▶ _Текст страницы_
Вместе с тем, с духовенства не снята была обязанность противодействовать суевериям. Инструкция благочинным, составленная митр. Платоном, во многом повторила суждения о суевериях Духовного Регламента. Церковная проповедь постоянно ратовала против суеверия. Из обличителей их особенно известны: святитель Тихон воронежский, владыки Амвросий (Подобедов), Дамаскин (Семенов-Руднев) нижегородский и митр. Платон.

Просветительная проповедь, здоровая литература, народные школы признавались лучшими средствами борьбы против возможного ослабления народной религиозности.

В 1794 г. митрополиту Гавриилу стало известно, что в светских нормальных училищах не соблюдаются посты. Тогда он обратился со следующим письмом к графу П. В. Завадовскому, управлявшему учебными заведениями: «По требованию вашего сиятельства я препроводил пятерых семинаристов, для приготовления их к учительской должности, в нормальные училища. От эконома того училища первый класс для них открыт – нарушение постов 44). Один из них имеет отца, который сына проклинает за нарушение поста, плачет и меня бранит. Сей опыт подает случай Ваше сиятельство просить, чтоб установления святой Церкви в этом училище хранить. Мы видим плачевный и ужасный пример Франции. Папы разрушили установления Церкви. Оттуда вышел Вольтер и нынешняя Франция. Они почитали это малостью; но сия малость хранила союз между государями и народом. Здесь, говоря истину, усиливается разврат нравов. А оное училище заведено, чтоб нравы поправить. Первые времена России хотя иные и почитают непросвещенными, но тогда больше было к Правительству и к Церкви приверженности и честности слова. Долг мой велит ваше сиятельство просить, дабы благоволили эконому предписать, чтоб посты в нормальном училище хранимы были. Нарушение же их будет всеобщею проповедью для России... Могут ли преступники закона Церкви быть учителями закона? Я довольно приметил, что отступление от Церкви в народе начинается нарушением постов. Ваше сиятельство требуете в сие училище из семинарии еще 45 человек. Но они, слава Богу, для измены Церкви в семинарии не приготовлены. Эконом Училища может сказать, что соблюдение постов дороже обходиться будет.

▶ _Что нужно сделать_
a) Ответьте по тексту о духовенстве и постах на три вопроса, отмечая ответы так же, как вопросы:
(i) Кто составил инструкцию благочинным?
(ii) В каком году митрополиту Гавриилу стало известно, что в светских нормальных училищах не соблюдаются посты?
(iii) Сколько семинаристов Гавриил препроводил в нормальные училища для приготовления к учительской должности?
b) Продолжите, пожалуйста, текст о духовенстве и постах, начав сразу после его последнего предложения.

▶ _Исходные данные_
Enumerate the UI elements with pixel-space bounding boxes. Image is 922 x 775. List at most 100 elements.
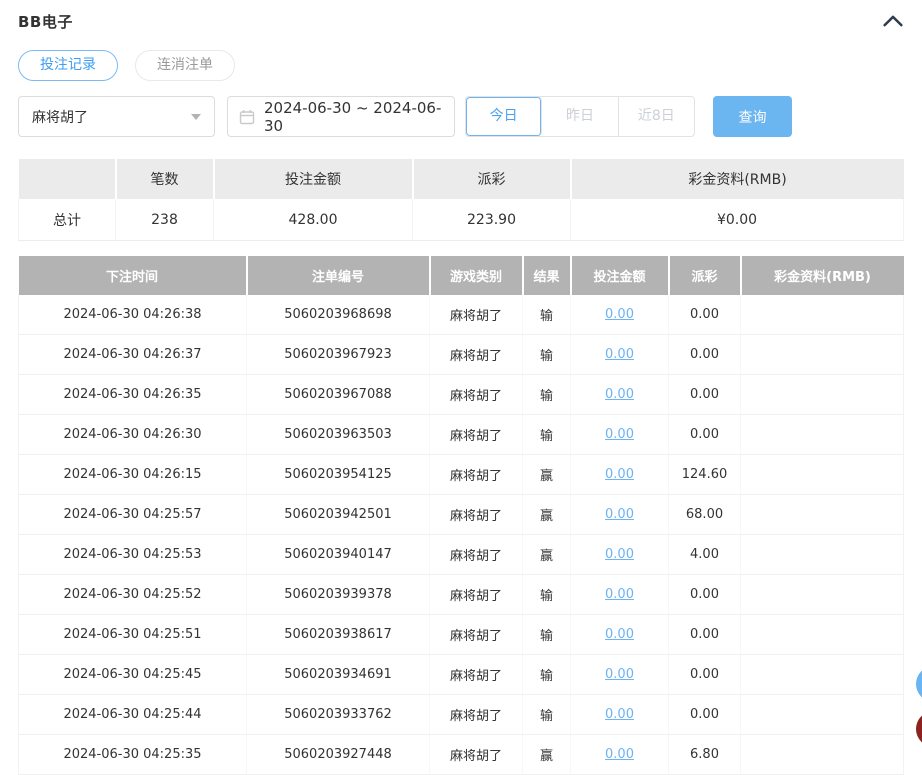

▶ _Список ответов_
a)
(i) Митрополит Платон.
(ii) В 1794 году.
(iii) Пятерых.

b)
Но драгоценнее обязанность к Богу, государю, Церкви и союз России. Покорнейше прошу запретить такие вольности делать, а приказать держать учеников в правилах христианской Церкви, и какое ваше о сем воспоследует определение, прошу меня уведомить. Я, получив сие, поспешу препроводить их к вам».

Гр. Завадовский ответил: «С душевным признанием благодарю ваше преосвященство за пастырский отзыв, который приемлю, как сын церкви, благоговеющий ко всем установлениям оной – и глубоко почитающий ваши святительские наставления». Объяснив слух об экономе клеветой, он продолжал: «Исследовавши о том, я теперь вновь строго подтверждаю, чтобы все посты соблюдаемы были свято и уверяю ваше преосвященство должным моим повиновением, что отселе не услышите о соблазне».

Духовенство, в начале сѵнодального периода не имевшее еще достаточного образования, стараниями Церкви становилось примером благочестия для народа. В 1743 г. запрещено было духовным лицам обязываться в судебных местах откупами, заниматься торгом и отдавать деньги в рост. Пока не были заведены по всем епархиям училища, готовящихся к духовным степеням обучали вере и благочестию в домах епископов, требуя притом свидетельства прихожан об их безпорочной жизни.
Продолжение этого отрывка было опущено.